### Task statement
Scan the entries and tally the lines that include the string "verbal". Reply with the figure alone.

+++ Information supplied +++

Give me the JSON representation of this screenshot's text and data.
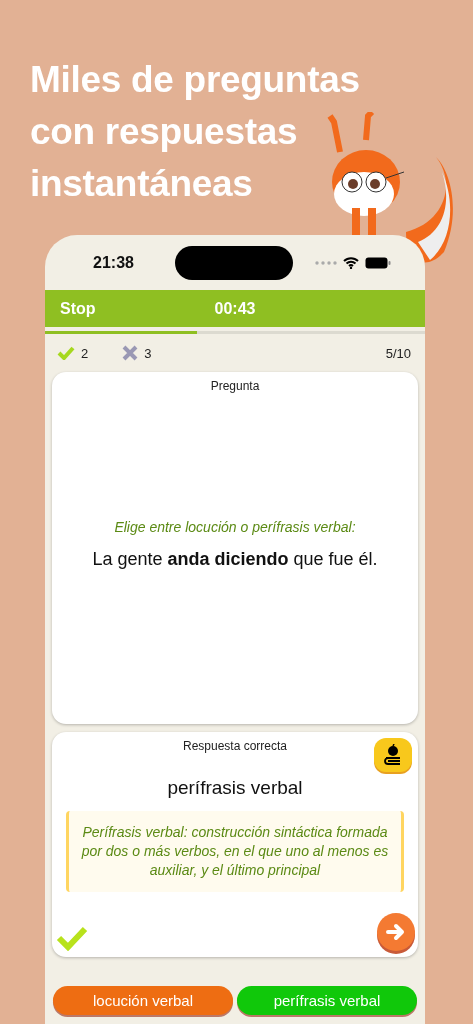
{
  "headline": "Miles de preguntas con respuestas instantáneas",
  "status_bar": {
    "time": "21:38"
  },
  "quiz_bar": {
    "stop": "Stop",
    "timer": "00:43"
  },
  "progress": {
    "level": 0.4
  },
  "score": {
    "correct": "2",
    "wrong": "3",
    "position": "5/10"
  },
  "question_card": {
    "title": "Pregunta",
    "instruction": "Elige entre locución o perífrasis verbal:",
    "sentence": "La gente **anda diciendo** que fue él."
  },
  "answer_card": {
    "title": "Respuesta correcta",
    "answer": "perífrasis verbal",
    "explanation": "Perífrasis verbal: construcción sintáctica formada por dos o más verbos, en el que uno al menos es auxiliar, y el último principal",
    "answered_correctly": true
  },
  "options": [
    {
      "label": "locución verbal",
      "color": "#ee6d12"
    },
    {
      "label": "perífrasis verbal",
      "color": "#10c80a"
    }
  ]
}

+++

### Expected output
5